┌─ Excerpted data

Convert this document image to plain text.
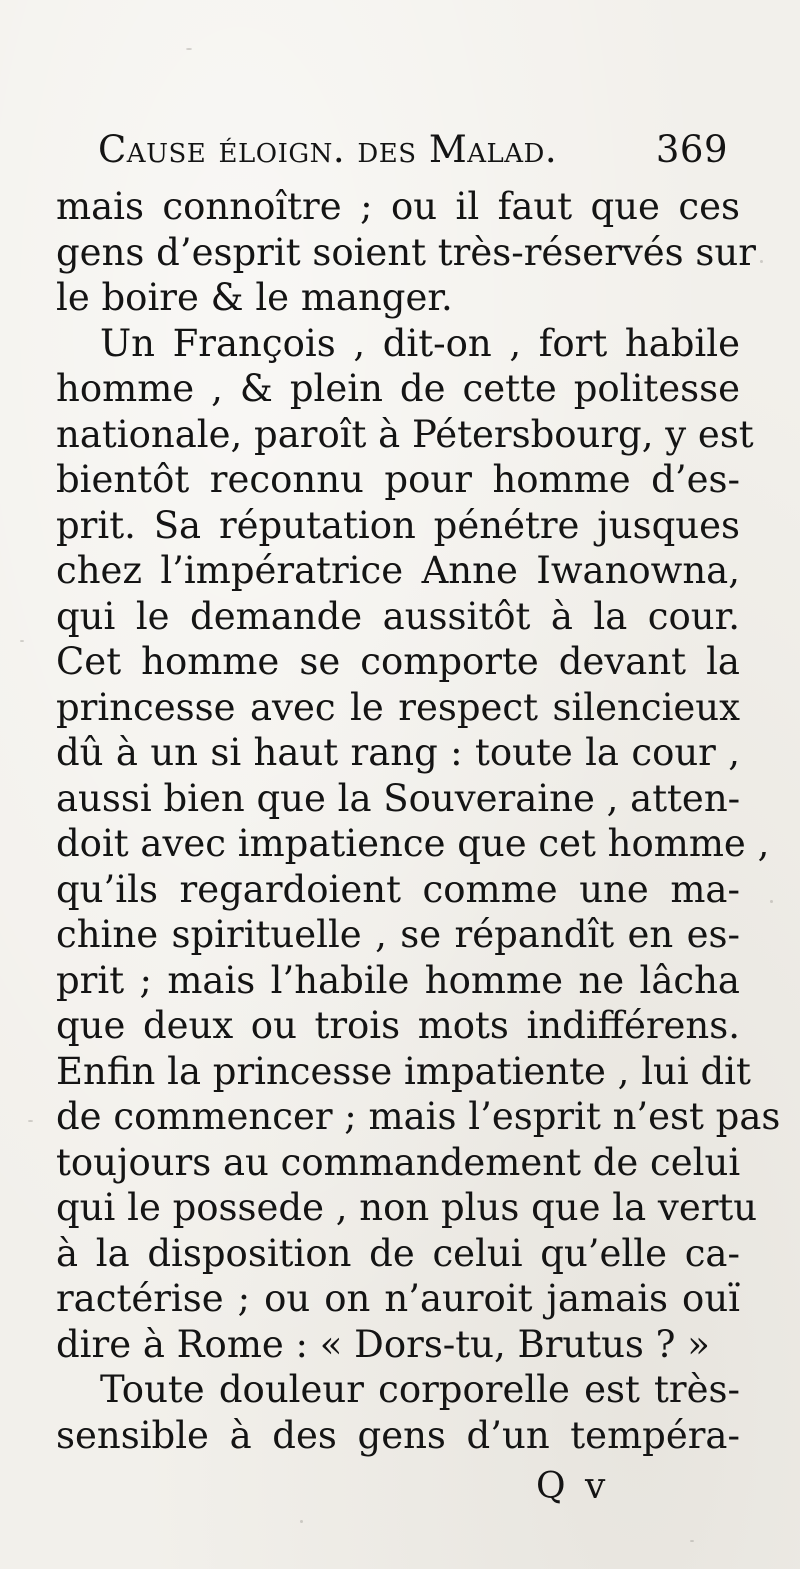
Cause éloign. des Malad.	369
mais connoître ; ou il faut que ces
gens d’esprit soient très-réservés sur
le boire & le manger.
Un François , dit-on , fort habile
homme , & plein de cette politesse
nationale, paroît à Pétersbourg, y est
bientôt reconnu pour homme d’es-
prit. Sa réputation pénétre jusques
chez l’impératrice Anne Iwanowna,
qui le demande aussitôt à la cour.
Cet homme se comporte devant la
princesse avec le respect silencieux
dû à un si haut rang : toute la cour ,
aussi bien que la Souveraine , atten-
doit avec impatience que cet homme ,
qu’ils regardoient comme une ma-
chine spirituelle , se répandît en es-
prit ; mais l’habile homme ne lâcha
que deux ou trois mots indifférens.
Enfin la princesse impatiente , lui dit
de commencer ; mais l’esprit n’est pas
toujours au commandement de celui
qui le possede , non plus que la vertu
à la disposition de celui qu’elle ca-
ractérise ; ou on n’auroit jamais ouï
dire à Rome : « Dors-tu, Brutus ? »
Toute douleur corporelle est très-
sensible à des gens d’un tempéra-
Q v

└─

Take the data above and repeat it exactly, leaving each picture out.

#### Output
Convert this document image to plain text.
Cause éloign. des Malad.	369
mais connoître ; ou il faut que ces
gens d’esprit soient très-réservés sur
le boire & le manger.
Un François , dit-on , fort habile
homme , & plein de cette politesse
nationale, paroît à Pétersbourg, y est
bientôt reconnu pour homme d’es-
prit. Sa réputation pénétre jusques
chez l’impératrice Anne Iwanowna,
qui le demande aussitôt à la cour.
Cet homme se comporte devant la
princesse avec le respect silencieux
dû à un si haut rang : toute la cour ,
aussi bien que la Souveraine , atten-
doit avec impatience que cet homme ,
qu’ils regardoient comme une ma-
chine spirituelle , se répandît en es-
prit ; mais l’habile homme ne lâcha
que deux ou trois mots indifférens.
Enfin la princesse impatiente , lui dit
de commencer ; mais l’esprit n’est pas
toujours au commandement de celui
qui le possede , non plus que la vertu
à la disposition de celui qu’elle ca-
ractérise ; ou on n’auroit jamais ouï
dire à Rome : « Dors-tu, Brutus ? »
Toute douleur corporelle est très-
sensible à des gens d’un tempéra-
Q v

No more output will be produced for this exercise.